Passage given:

======

Greeting card giant Hallmark combines hand engraving, digital design with Delcam’s ArtCAM Pro and high-speed machining to produce the dies for its vast selection of greeting cards.  After changing from a nickel-forming process to digital manufacturing, the company now produces press-ready dies that are not only more consistent but are also less expensive to produce.

Hallmark represents roughly 50% of the greeting card market in the United States.  Worldwide, the company employs more than 18,000 people, about 4,500 of whom work at its Kansas City, Missouri headquarters where the die design and manufacture occur.

Hallmark derives its strength from the talents of a creative staff of around 800 artists, designers, stylists, writers, editors and photographers.   Together they generate more than 19,000 new and redesigned greeting cards and related products each year.  Of this figure, over 11,000 cards require embossing or lettering using a custom die to produce a raised design.

======

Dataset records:
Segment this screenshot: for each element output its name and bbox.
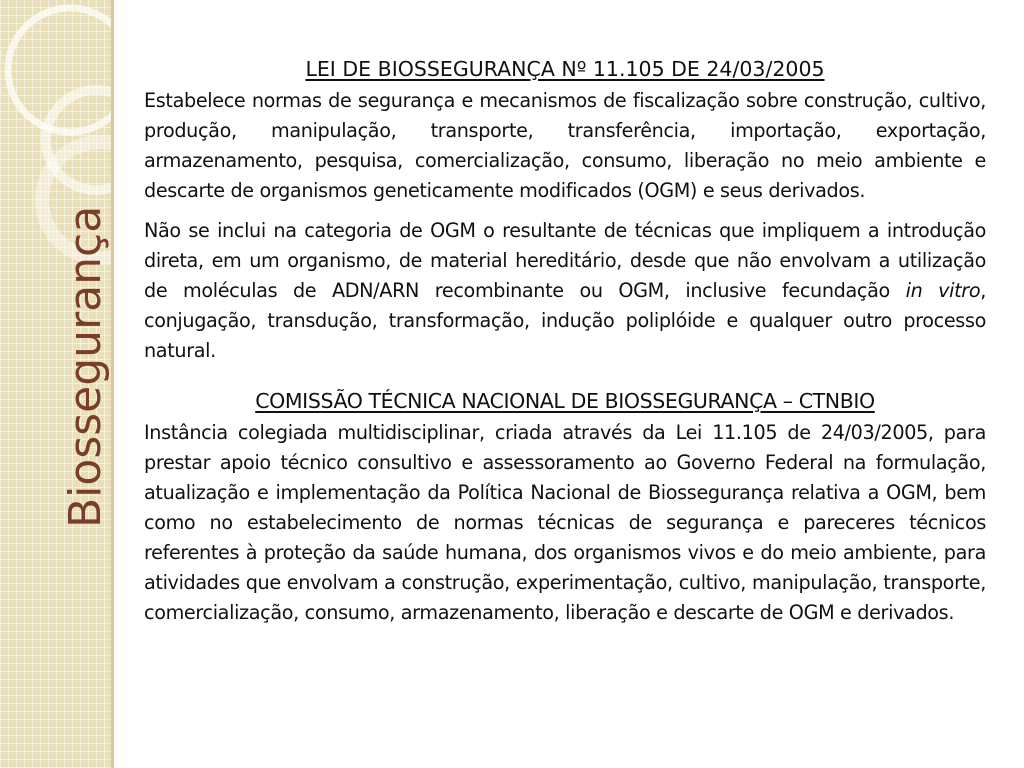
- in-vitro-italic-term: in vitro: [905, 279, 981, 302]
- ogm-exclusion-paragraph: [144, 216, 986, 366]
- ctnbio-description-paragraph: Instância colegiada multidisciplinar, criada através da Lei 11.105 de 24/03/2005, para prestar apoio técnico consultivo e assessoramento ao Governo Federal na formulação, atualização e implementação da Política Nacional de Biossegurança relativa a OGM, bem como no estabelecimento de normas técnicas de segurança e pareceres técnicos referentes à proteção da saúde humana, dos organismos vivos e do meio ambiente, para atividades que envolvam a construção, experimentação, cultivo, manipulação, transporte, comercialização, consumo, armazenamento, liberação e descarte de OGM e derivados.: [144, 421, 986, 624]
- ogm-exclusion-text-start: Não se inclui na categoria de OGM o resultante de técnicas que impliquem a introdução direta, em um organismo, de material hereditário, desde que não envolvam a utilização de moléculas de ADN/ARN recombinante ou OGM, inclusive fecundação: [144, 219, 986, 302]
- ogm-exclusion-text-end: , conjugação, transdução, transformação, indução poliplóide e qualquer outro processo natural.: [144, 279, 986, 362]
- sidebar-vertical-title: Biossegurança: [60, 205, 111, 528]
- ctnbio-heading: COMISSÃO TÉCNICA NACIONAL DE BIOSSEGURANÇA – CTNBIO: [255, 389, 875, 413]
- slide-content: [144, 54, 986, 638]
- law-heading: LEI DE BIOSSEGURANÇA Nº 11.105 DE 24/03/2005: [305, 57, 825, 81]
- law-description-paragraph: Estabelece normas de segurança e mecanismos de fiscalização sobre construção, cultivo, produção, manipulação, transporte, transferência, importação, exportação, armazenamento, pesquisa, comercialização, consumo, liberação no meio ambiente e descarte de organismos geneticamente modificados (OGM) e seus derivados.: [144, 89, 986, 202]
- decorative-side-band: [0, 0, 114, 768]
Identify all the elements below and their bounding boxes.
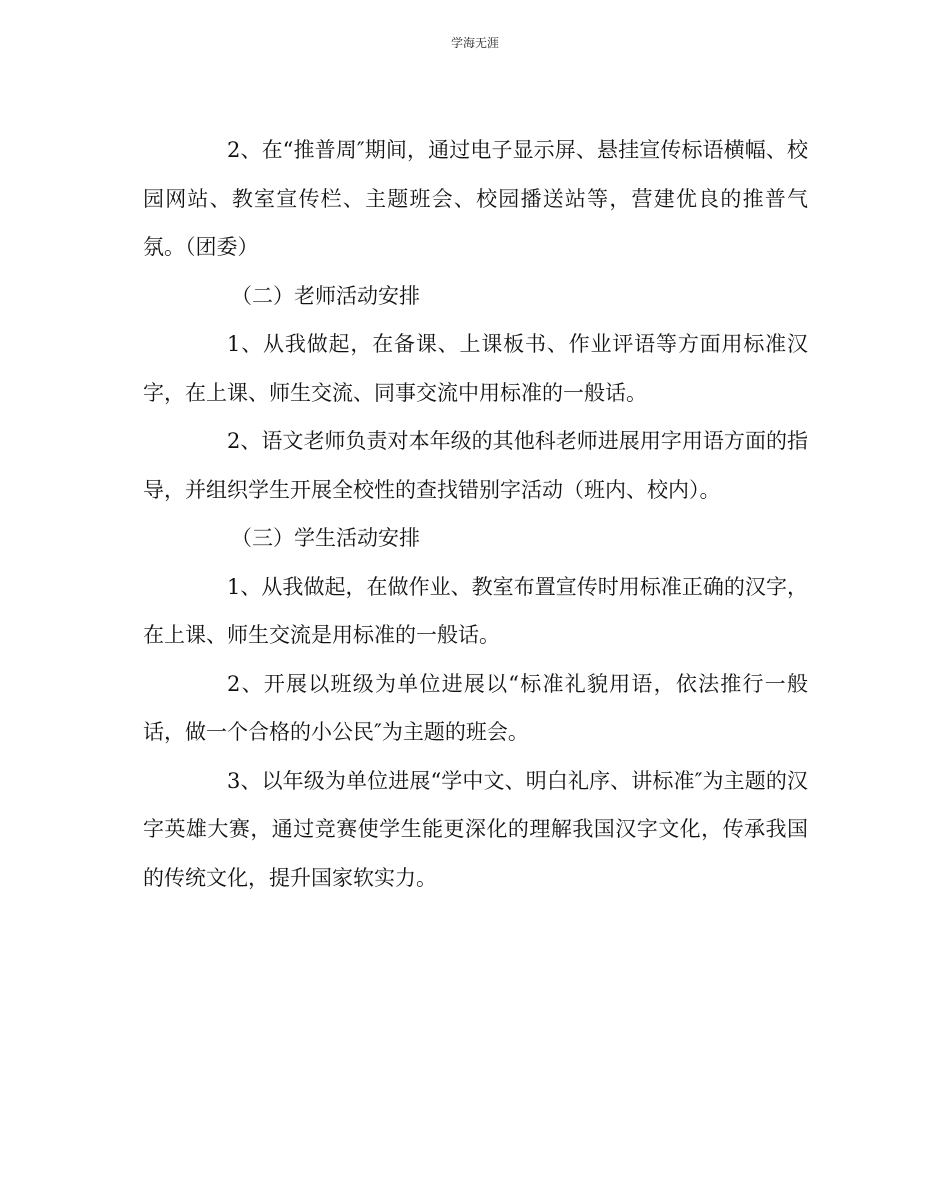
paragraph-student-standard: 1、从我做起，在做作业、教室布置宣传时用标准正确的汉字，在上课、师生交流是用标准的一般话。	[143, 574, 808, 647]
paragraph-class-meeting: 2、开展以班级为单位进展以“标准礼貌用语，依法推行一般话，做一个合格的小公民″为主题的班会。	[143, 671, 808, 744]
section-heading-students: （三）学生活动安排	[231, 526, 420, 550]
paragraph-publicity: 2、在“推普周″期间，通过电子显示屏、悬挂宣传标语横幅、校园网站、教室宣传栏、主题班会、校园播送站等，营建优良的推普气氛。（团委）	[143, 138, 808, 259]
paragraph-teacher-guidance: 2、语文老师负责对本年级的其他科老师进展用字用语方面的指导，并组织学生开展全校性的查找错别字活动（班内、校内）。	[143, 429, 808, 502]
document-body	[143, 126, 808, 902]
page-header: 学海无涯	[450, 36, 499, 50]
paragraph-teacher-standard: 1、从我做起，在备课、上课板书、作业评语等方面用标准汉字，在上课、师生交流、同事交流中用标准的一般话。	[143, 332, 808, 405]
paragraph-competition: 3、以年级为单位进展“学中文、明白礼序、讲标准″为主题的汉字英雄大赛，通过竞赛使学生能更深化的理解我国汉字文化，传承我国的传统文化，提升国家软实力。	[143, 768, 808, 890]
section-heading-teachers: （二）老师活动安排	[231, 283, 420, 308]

======

Your tasks:
a: Answer these questions using the passage on Hallmark's die production:
(i) What share of the greeting card market in the United States does Hallmark represent?
(ii) About how many people work at Hallmark's Kansas City, Missouri headquarters?
(iii) How many cards each year require embossing or lettering using a custom die?
b: Copy the part of the passage on Hallmark's die production that starts at "Hallmark represents roughly" and ends at "a raised design.".
The records were drawn from a separate source.

Answers for the exercise:
a:
(i) Roughly 50%.
(ii) About 4,500.
(iii) Over 11,000.

b:
Hallmark represents roughly 50% of the greeting card market in the United States.  Worldwide, the company employs more than 18,000 people, about 4,500 of whom work at its Kansas City, Missouri headquarters where the die design and manufacture occur.

Hallmark derives its strength from the talents of a creative staff of around 800 artists, designers, stylists, writers, editors and photographers.   Together they generate more than 19,000 new and redesigned greeting cards and related products each year.  Of this figure, over 11,000 cards require embossing or lettering using a custom die to produce a raised design.